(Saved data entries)
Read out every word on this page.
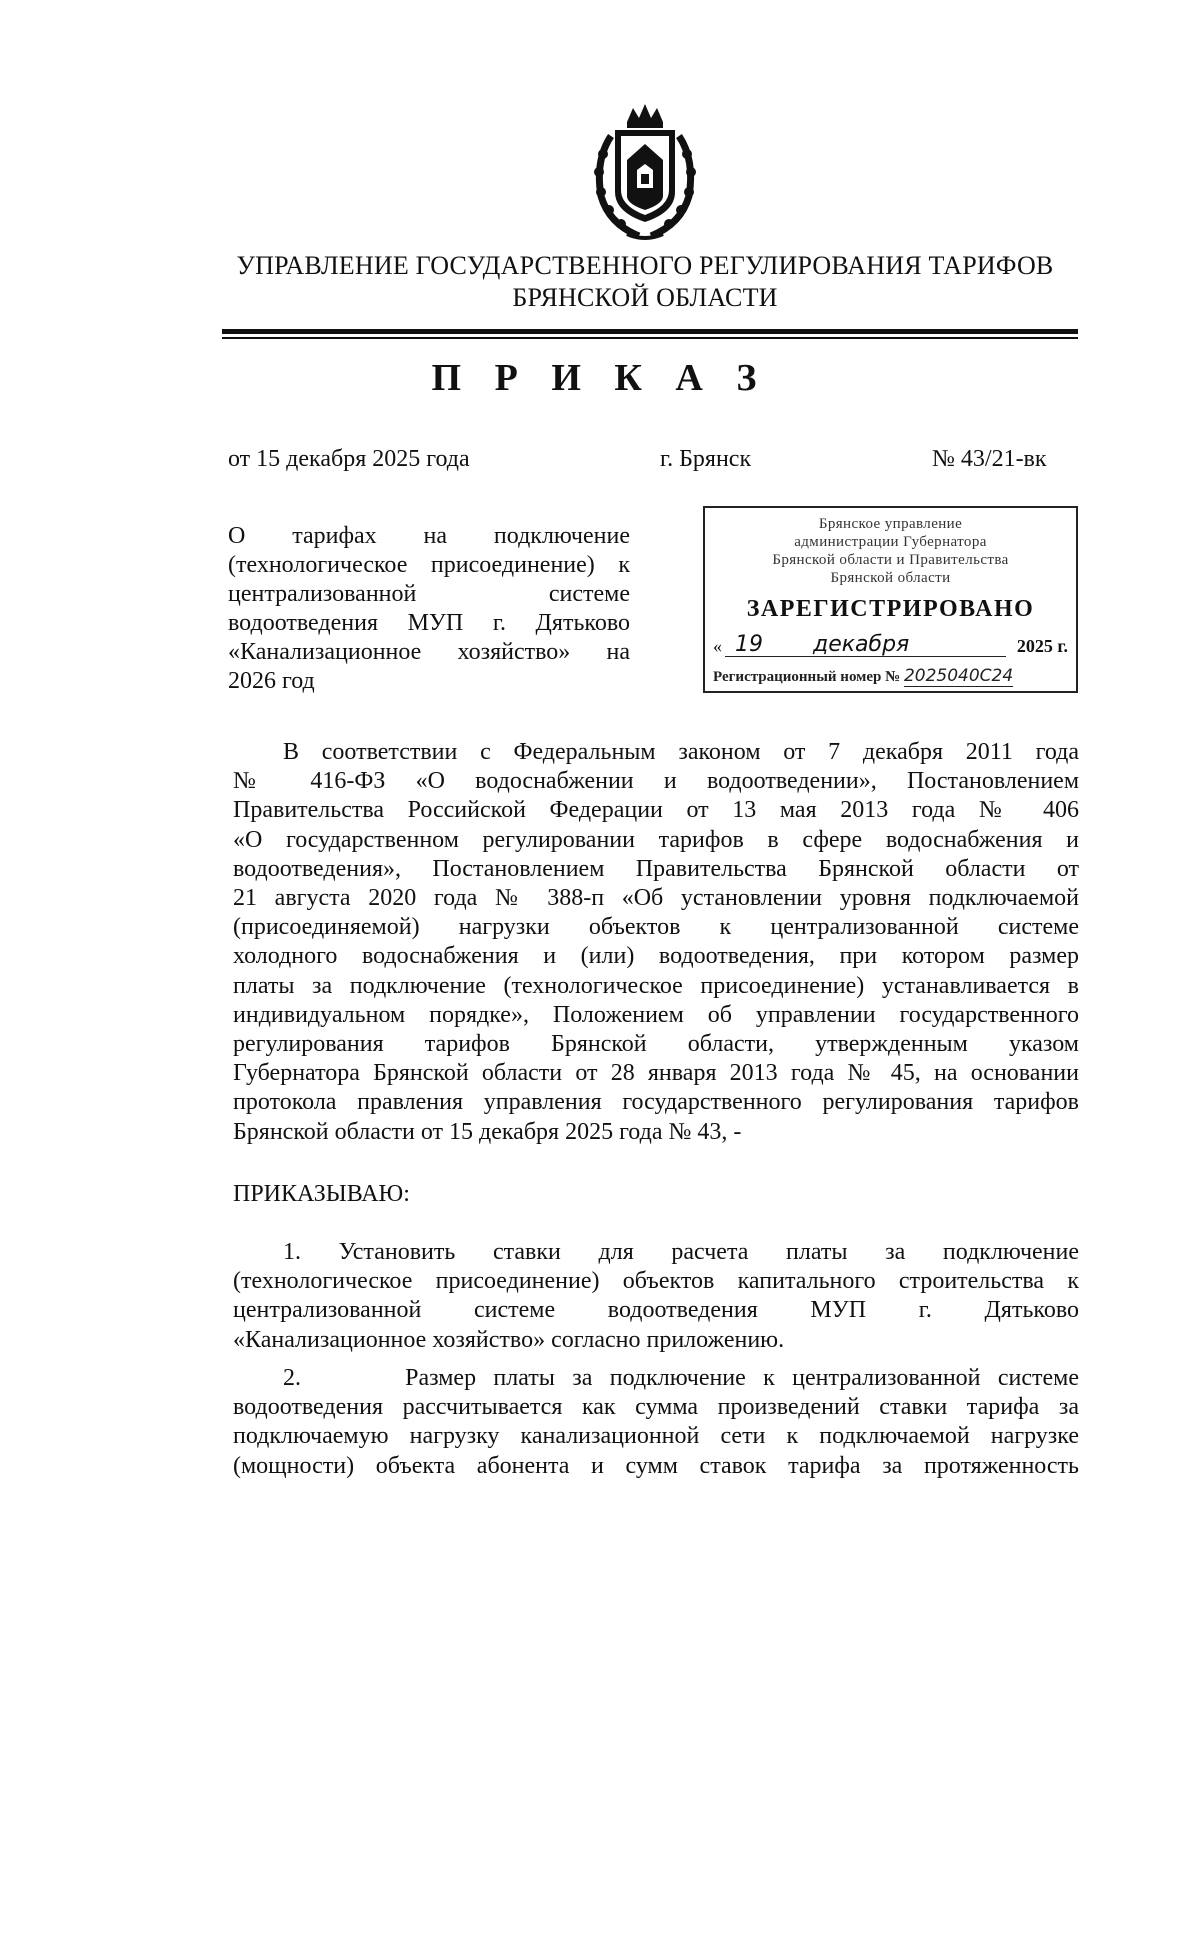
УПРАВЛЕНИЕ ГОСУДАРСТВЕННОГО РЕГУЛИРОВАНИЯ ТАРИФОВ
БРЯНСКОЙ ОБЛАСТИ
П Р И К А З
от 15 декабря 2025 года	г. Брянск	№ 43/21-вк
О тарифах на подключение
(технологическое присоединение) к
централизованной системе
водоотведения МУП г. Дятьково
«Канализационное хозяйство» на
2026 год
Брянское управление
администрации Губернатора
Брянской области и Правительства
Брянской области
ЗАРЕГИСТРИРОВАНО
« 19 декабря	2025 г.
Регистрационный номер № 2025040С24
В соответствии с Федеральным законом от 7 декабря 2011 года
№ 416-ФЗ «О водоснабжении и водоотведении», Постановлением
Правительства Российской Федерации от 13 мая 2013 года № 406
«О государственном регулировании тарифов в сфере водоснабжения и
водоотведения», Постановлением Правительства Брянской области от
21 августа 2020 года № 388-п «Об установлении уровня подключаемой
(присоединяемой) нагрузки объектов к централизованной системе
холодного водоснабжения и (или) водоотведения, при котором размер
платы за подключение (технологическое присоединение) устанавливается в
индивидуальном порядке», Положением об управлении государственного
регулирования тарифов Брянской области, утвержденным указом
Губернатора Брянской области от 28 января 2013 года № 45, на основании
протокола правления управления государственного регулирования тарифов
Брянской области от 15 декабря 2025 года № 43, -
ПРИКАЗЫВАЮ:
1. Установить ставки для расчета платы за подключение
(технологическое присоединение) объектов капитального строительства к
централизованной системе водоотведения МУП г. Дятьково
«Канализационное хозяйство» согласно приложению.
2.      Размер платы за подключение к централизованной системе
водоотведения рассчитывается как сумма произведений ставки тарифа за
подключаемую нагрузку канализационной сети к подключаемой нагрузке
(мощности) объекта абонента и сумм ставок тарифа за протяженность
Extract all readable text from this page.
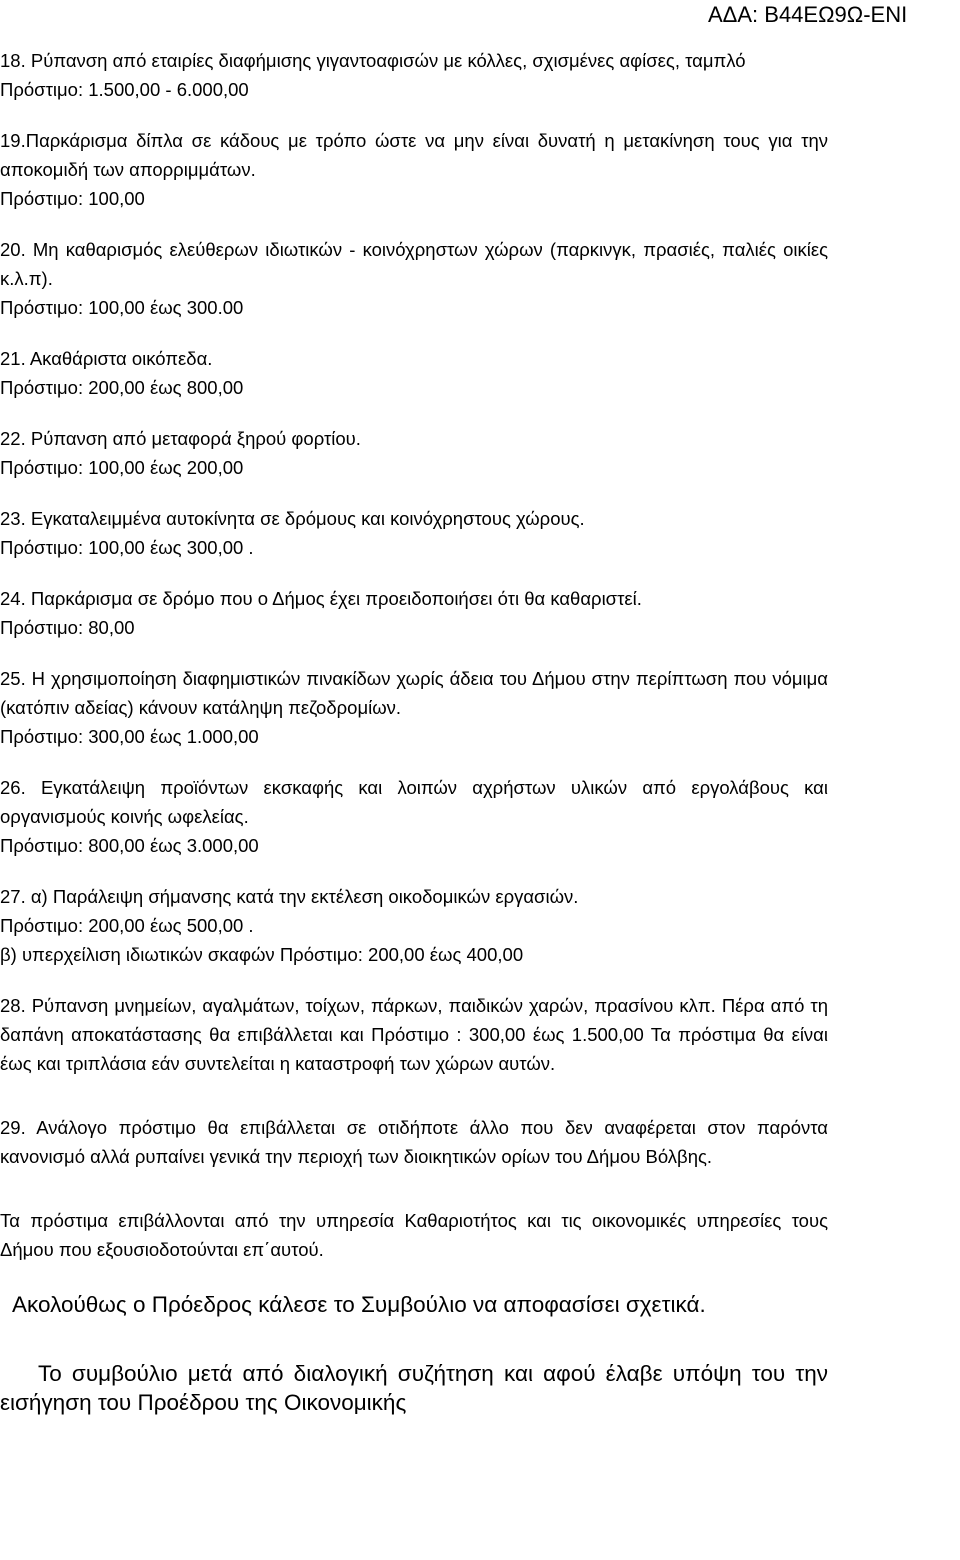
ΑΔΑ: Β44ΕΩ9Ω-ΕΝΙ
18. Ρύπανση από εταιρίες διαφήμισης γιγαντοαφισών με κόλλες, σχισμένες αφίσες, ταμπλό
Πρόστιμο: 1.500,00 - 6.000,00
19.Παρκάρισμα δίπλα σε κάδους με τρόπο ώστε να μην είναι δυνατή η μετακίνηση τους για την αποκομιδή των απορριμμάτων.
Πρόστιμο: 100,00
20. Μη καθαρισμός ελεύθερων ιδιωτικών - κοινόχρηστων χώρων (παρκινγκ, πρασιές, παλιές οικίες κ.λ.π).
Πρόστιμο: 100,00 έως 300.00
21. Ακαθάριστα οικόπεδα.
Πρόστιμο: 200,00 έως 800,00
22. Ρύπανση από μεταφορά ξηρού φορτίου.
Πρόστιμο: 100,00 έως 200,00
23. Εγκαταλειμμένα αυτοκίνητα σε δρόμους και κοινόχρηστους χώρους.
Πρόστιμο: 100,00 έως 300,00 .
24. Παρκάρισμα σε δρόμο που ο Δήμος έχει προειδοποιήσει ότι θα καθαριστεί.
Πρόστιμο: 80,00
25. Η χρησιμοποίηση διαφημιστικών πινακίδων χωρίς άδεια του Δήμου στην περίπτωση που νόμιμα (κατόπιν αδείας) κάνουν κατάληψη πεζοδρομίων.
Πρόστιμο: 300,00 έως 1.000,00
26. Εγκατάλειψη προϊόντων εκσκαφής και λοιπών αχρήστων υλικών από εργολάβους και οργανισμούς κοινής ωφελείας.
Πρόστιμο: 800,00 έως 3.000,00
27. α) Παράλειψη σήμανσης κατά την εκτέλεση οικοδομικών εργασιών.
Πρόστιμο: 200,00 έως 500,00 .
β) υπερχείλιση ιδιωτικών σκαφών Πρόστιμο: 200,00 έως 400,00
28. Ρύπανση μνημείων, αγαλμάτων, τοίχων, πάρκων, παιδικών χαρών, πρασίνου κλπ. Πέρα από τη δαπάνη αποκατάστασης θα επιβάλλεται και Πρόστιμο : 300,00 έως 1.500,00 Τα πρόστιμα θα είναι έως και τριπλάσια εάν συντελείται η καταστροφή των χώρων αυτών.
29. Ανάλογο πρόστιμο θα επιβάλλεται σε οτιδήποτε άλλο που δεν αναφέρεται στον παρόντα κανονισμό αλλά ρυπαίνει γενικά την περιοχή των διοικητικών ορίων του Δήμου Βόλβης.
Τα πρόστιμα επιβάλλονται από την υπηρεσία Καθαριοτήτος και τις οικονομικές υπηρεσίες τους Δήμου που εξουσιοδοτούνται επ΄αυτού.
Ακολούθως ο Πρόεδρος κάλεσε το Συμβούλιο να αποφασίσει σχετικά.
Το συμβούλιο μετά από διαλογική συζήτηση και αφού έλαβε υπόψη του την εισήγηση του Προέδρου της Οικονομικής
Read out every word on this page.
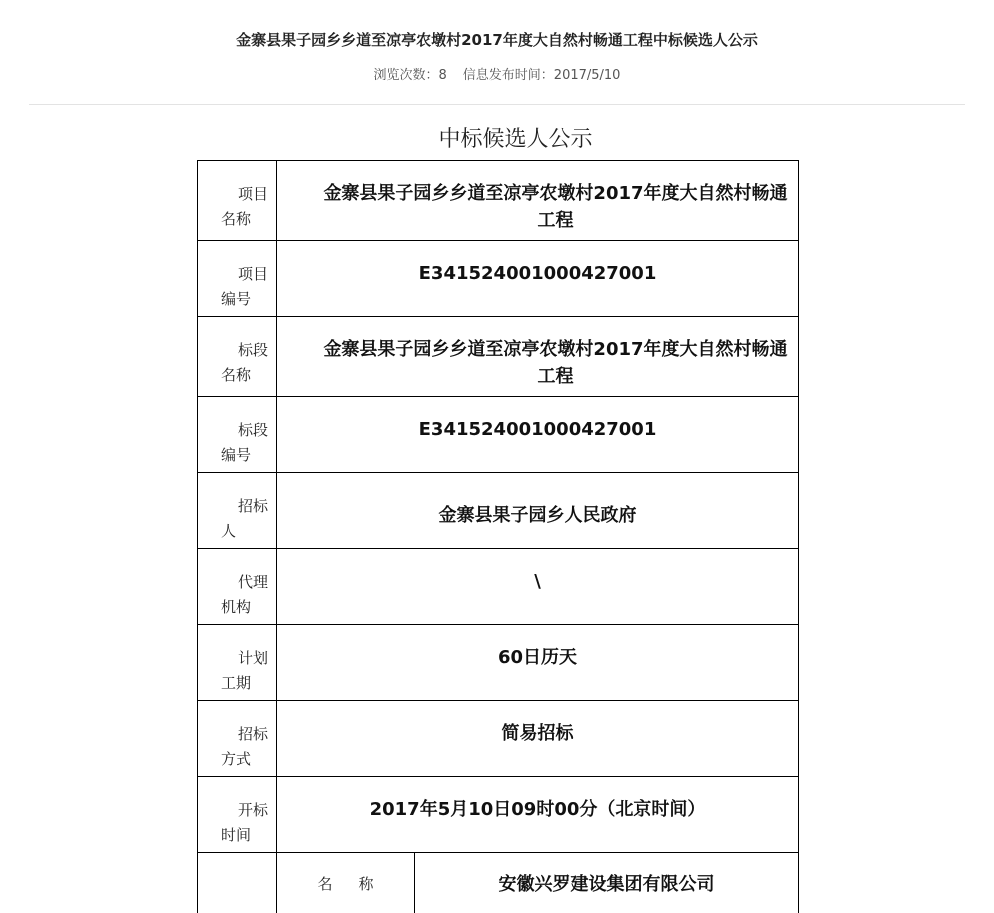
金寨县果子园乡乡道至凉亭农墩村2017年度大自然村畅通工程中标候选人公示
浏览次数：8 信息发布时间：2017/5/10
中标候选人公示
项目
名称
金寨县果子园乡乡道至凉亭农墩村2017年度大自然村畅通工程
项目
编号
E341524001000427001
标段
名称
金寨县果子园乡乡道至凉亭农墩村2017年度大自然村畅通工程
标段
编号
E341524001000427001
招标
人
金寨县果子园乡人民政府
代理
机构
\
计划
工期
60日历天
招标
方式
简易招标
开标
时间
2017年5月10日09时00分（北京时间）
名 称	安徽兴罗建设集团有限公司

[WHAT IS REQUIRED]:
Copy each line exactly, and leave the pictures out of your copy.

[SOLUTION TO THIS PROBLEM]:
Read out every word on this page.
УПРАВЛЕНИЕ ГОСУДАРСТВЕННОГО РЕГУЛИРОВАНИЯ ТАРИФОВ
БРЯНСКОЙ ОБЛАСТИ
П Р И К А З
от 15 декабря 2025 года	г. Брянск	№ 43/21-вк
О тарифах на подключение
(технологическое присоединение) к
централизованной системе
водоотведения МУП г. Дятьково
«Канализационное хозяйство» на
2026 год
Брянское управление
администрации Губернатора
Брянской области и Правительства
Брянской области
ЗАРЕГИСТРИРОВАНО
« 19 декабря	2025 г.
Регистрационный номер № 2025040С24
В соответствии с Федеральным законом от 7 декабря 2011 года
№ 416-ФЗ «О водоснабжении и водоотведении», Постановлением
Правительства Российской Федерации от 13 мая 2013 года № 406
«О государственном регулировании тарифов в сфере водоснабжения и
водоотведения», Постановлением Правительства Брянской области от
21 августа 2020 года № 388-п «Об установлении уровня подключаемой
(присоединяемой) нагрузки объектов к централизованной системе
холодного водоснабжения и (или) водоотведения, при котором размер
платы за подключение (технологическое присоединение) устанавливается в
индивидуальном порядке», Положением об управлении государственного
регулирования тарифов Брянской области, утвержденным указом
Губернатора Брянской области от 28 января 2013 года № 45, на основании
протокола правления управления государственного регулирования тарифов
Брянской области от 15 декабря 2025 года № 43, -
ПРИКАЗЫВАЮ:
1. Установить ставки для расчета платы за подключение
(технологическое присоединение) объектов капитального строительства к
централизованной системе водоотведения МУП г. Дятьково
«Канализационное хозяйство» согласно приложению.
2.      Размер платы за подключение к централизованной системе
водоотведения рассчитывается как сумма произведений ставки тарифа за
подключаемую нагрузку канализационной сети к подключаемой нагрузке
(мощности) объекта абонента и сумм ставок тарифа за протяженность
Extract all readable text from this page.
ΑΔΑ: Β44ΕΩ9Ω-ΕΝΙ
18. Ρύπανση από εταιρίες διαφήμισης γιγαντοαφισών με κόλλες, σχισμένες αφίσες, ταμπλό
Πρόστιμο: 1.500,00 - 6.000,00
19.Παρκάρισμα δίπλα σε κάδους με τρόπο ώστε να μην είναι δυνατή η μετακίνηση τους για την αποκομιδή των απορριμμάτων.
Πρόστιμο: 100,00
20. Μη καθαρισμός ελεύθερων ιδιωτικών - κοινόχρηστων χώρων (παρκινγκ, πρασιές, παλιές οικίες κ.λ.π).
Πρόστιμο: 100,00 έως 300.00
21. Ακαθάριστα οικόπεδα.
Πρόστιμο: 200,00 έως 800,00
22. Ρύπανση από μεταφορά ξηρού φορτίου.
Πρόστιμο: 100,00 έως 200,00
23. Εγκαταλειμμένα αυτοκίνητα σε δρόμους και κοινόχρηστους χώρους.
Πρόστιμο: 100,00 έως 300,00 .
24. Παρκάρισμα σε δρόμο που ο Δήμος έχει προειδοποιήσει ότι θα καθαριστεί.
Πρόστιμο: 80,00
25. Η χρησιμοποίηση διαφημιστικών πινακίδων χωρίς άδεια του Δήμου στην περίπτωση που νόμιμα (κατόπιν αδείας) κάνουν κατάληψη πεζοδρομίων.
Πρόστιμο: 300,00 έως 1.000,00
26. Εγκατάλειψη προϊόντων εκσκαφής και λοιπών αχρήστων υλικών από εργολάβους και οργανισμούς κοινής ωφελείας.
Πρόστιμο: 800,00 έως 3.000,00
27. α) Παράλειψη σήμανσης κατά την εκτέλεση οικοδομικών εργασιών.
Πρόστιμο: 200,00 έως 500,00 .
β) υπερχείλιση ιδιωτικών σκαφών Πρόστιμο: 200,00 έως 400,00
28. Ρύπανση μνημείων, αγαλμάτων, τοίχων, πάρκων, παιδικών χαρών, πρασίνου κλπ. Πέρα από τη δαπάνη αποκατάστασης θα επιβάλλεται και Πρόστιμο : 300,00 έως 1.500,00 Τα πρόστιμα θα είναι έως και τριπλάσια εάν συντελείται η καταστροφή των χώρων αυτών.
29. Ανάλογο πρόστιμο θα επιβάλλεται σε οτιδήποτε άλλο που δεν αναφέρεται στον παρόντα κανονισμό αλλά ρυπαίνει γενικά την περιοχή των διοικητικών ορίων του Δήμου Βόλβης.
Τα πρόστιμα επιβάλλονται από την υπηρεσία Καθαριοτήτος και τις οικονομικές υπηρεσίες τους Δήμου που εξουσιοδοτούνται επ΄αυτού.
Ακολούθως ο Πρόεδρος κάλεσε το Συμβούλιο να αποφασίσει σχετικά.
Το συμβούλιο μετά από διαλογική συζήτηση και αφού έλαβε υπόψη του την εισήγηση του Προέδρου της Οικονομικής
Read out every word on this page.
金寨县果子园乡乡道至凉亭农墩村2017年度大自然村畅通工程中标候选人公示
浏览次数：8 信息发布时间：2017/5/10
中标候选人公示
项目
名称
金寨县果子园乡乡道至凉亭农墩村2017年度大自然村畅通工程
项目
编号
E341524001000427001
标段
名称
金寨县果子园乡乡道至凉亭农墩村2017年度大自然村畅通工程
标段
编号
E341524001000427001
招标
人
金寨县果子园乡人民政府
代理
机构
\
计划
工期
60日历天
招标
方式
简易招标
开标
时间
2017年5月10日09时00分（北京时间）
名 称	安徽兴罗建设集团有限公司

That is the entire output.